GIVEN INSTRUCTION => Begin at the very start of the rows below and stop after the line that contains "value-label-2022-conservative: 6.3 [499,237,516,250]". Render those lines as a numbered list, skipping any blank lines.

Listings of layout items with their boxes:
○ ○ ○

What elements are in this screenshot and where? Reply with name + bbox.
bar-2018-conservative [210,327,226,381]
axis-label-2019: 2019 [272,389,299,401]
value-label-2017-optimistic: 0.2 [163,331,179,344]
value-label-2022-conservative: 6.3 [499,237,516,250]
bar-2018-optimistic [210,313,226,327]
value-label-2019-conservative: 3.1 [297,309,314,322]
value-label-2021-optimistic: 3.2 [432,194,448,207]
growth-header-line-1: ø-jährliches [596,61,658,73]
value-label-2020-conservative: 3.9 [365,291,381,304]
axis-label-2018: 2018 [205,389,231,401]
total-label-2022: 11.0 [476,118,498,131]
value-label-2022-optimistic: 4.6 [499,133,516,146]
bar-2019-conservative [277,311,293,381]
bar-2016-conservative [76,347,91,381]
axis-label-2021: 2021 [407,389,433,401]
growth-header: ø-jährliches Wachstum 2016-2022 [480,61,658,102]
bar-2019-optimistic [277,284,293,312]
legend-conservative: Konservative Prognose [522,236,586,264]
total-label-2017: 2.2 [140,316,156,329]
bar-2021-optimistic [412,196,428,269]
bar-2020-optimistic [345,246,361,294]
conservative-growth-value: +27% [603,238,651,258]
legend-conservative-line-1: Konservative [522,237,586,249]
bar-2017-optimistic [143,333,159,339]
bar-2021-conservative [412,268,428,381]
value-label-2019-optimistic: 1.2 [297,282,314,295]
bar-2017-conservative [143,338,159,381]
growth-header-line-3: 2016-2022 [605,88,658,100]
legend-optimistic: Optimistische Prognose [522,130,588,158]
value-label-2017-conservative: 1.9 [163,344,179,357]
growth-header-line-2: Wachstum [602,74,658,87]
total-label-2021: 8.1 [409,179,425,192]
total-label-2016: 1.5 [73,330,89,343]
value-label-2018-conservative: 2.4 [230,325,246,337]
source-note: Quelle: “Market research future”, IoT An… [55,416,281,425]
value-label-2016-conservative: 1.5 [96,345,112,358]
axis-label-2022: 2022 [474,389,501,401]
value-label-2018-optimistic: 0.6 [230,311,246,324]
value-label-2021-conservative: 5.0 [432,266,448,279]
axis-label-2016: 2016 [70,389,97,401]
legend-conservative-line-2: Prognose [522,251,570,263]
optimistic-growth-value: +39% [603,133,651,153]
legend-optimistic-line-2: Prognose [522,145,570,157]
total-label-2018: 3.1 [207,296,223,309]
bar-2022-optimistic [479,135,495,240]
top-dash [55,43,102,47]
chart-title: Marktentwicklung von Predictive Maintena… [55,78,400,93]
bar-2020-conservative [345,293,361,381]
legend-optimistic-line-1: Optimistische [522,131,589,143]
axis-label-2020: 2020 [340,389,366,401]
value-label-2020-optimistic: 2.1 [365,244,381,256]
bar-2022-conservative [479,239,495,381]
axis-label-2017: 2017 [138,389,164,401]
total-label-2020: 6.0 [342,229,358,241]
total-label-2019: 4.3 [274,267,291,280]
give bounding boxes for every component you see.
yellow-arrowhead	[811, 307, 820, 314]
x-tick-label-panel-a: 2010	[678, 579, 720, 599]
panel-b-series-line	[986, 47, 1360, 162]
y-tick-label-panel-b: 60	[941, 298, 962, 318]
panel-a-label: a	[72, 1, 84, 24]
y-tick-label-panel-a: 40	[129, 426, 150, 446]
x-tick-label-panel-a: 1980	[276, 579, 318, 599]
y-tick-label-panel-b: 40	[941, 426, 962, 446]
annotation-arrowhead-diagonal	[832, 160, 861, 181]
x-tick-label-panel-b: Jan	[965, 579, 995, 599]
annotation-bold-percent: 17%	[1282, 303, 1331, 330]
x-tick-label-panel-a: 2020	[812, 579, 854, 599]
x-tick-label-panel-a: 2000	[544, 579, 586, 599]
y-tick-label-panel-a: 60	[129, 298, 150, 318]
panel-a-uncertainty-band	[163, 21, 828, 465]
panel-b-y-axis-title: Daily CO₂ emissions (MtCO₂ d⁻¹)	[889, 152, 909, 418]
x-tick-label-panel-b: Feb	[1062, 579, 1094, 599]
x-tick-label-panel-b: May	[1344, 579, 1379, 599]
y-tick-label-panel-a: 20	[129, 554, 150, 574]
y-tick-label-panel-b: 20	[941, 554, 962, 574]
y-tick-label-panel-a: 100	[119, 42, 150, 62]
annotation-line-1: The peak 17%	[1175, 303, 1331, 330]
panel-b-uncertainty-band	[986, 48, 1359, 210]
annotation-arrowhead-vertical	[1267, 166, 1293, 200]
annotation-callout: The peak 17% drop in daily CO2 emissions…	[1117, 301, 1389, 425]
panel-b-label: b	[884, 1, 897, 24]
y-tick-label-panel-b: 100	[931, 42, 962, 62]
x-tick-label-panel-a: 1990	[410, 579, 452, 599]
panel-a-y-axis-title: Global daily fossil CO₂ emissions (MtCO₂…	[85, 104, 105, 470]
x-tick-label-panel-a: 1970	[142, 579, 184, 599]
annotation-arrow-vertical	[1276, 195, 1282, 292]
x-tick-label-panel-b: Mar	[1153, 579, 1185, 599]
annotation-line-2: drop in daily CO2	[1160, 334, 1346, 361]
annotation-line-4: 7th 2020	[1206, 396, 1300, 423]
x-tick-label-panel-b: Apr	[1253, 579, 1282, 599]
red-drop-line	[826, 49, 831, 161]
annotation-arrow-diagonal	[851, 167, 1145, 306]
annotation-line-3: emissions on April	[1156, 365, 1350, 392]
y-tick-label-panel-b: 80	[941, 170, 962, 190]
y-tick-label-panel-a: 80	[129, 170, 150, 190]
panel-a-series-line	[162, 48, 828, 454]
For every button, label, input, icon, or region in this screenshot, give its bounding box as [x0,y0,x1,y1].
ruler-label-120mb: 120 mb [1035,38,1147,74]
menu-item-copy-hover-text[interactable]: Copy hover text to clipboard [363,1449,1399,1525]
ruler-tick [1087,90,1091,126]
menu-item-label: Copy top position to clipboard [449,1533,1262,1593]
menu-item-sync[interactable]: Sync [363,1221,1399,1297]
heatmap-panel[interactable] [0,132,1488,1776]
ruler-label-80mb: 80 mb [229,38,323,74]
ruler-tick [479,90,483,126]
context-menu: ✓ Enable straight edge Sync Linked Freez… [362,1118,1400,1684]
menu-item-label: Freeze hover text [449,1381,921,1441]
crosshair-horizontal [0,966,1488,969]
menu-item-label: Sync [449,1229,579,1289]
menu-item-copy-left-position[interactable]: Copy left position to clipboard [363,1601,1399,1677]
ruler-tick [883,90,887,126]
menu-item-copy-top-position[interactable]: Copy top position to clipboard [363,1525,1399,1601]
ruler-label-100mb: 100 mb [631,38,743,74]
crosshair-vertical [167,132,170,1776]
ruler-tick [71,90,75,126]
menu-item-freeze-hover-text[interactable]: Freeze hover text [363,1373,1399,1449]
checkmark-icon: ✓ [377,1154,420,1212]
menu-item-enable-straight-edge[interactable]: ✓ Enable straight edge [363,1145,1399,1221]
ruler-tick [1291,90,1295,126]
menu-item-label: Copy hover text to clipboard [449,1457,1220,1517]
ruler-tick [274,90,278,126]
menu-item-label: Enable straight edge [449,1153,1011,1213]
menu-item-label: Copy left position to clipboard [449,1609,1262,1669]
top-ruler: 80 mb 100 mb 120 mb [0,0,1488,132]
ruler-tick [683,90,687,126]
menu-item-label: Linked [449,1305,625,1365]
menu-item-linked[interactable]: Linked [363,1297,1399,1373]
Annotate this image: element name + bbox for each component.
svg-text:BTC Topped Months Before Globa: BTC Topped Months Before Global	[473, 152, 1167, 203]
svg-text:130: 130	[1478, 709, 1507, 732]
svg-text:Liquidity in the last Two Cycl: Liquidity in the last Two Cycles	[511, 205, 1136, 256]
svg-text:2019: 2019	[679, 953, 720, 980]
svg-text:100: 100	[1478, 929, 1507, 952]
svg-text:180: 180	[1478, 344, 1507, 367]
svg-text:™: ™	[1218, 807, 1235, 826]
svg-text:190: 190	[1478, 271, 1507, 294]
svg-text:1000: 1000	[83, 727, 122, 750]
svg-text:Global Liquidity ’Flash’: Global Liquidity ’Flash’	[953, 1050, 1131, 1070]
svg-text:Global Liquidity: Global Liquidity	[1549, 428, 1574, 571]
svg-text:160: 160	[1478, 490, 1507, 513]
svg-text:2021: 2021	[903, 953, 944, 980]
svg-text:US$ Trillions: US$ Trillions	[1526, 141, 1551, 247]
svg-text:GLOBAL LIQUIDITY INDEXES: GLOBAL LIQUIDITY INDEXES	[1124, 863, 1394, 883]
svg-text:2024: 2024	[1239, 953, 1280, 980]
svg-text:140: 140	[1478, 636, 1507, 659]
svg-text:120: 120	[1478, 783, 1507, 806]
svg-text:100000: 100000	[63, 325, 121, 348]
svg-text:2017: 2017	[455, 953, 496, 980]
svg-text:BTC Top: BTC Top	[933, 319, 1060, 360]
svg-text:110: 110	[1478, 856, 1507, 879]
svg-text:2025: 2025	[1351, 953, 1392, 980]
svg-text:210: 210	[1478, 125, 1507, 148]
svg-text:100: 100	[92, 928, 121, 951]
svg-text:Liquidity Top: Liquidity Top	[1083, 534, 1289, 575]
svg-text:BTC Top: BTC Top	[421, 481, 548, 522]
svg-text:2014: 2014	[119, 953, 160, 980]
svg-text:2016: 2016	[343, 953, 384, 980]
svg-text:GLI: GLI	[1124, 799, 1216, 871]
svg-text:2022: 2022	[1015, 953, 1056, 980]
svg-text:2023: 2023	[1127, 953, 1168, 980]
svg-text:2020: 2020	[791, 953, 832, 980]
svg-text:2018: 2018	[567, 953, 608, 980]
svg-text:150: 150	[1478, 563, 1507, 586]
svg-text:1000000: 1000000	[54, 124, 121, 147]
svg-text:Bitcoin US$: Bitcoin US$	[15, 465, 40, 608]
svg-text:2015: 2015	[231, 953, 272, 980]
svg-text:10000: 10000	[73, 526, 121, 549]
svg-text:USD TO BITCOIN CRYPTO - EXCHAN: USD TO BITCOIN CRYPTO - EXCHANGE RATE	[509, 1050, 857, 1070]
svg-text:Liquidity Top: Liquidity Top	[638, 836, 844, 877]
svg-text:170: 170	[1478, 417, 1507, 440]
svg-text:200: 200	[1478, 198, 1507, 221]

○ ○ ○

FULL OUTPUT =>
1. What elements are in this screenshot and where? Reply with name + bbox.
2. bar-2018-conservative [210,327,226,381]
3. axis-label-2019: 2019 [272,389,299,401]
4. value-label-2017-optimistic: 0.2 [163,331,179,344]
5. value-label-2022-conservative: 6.3 [499,237,516,250]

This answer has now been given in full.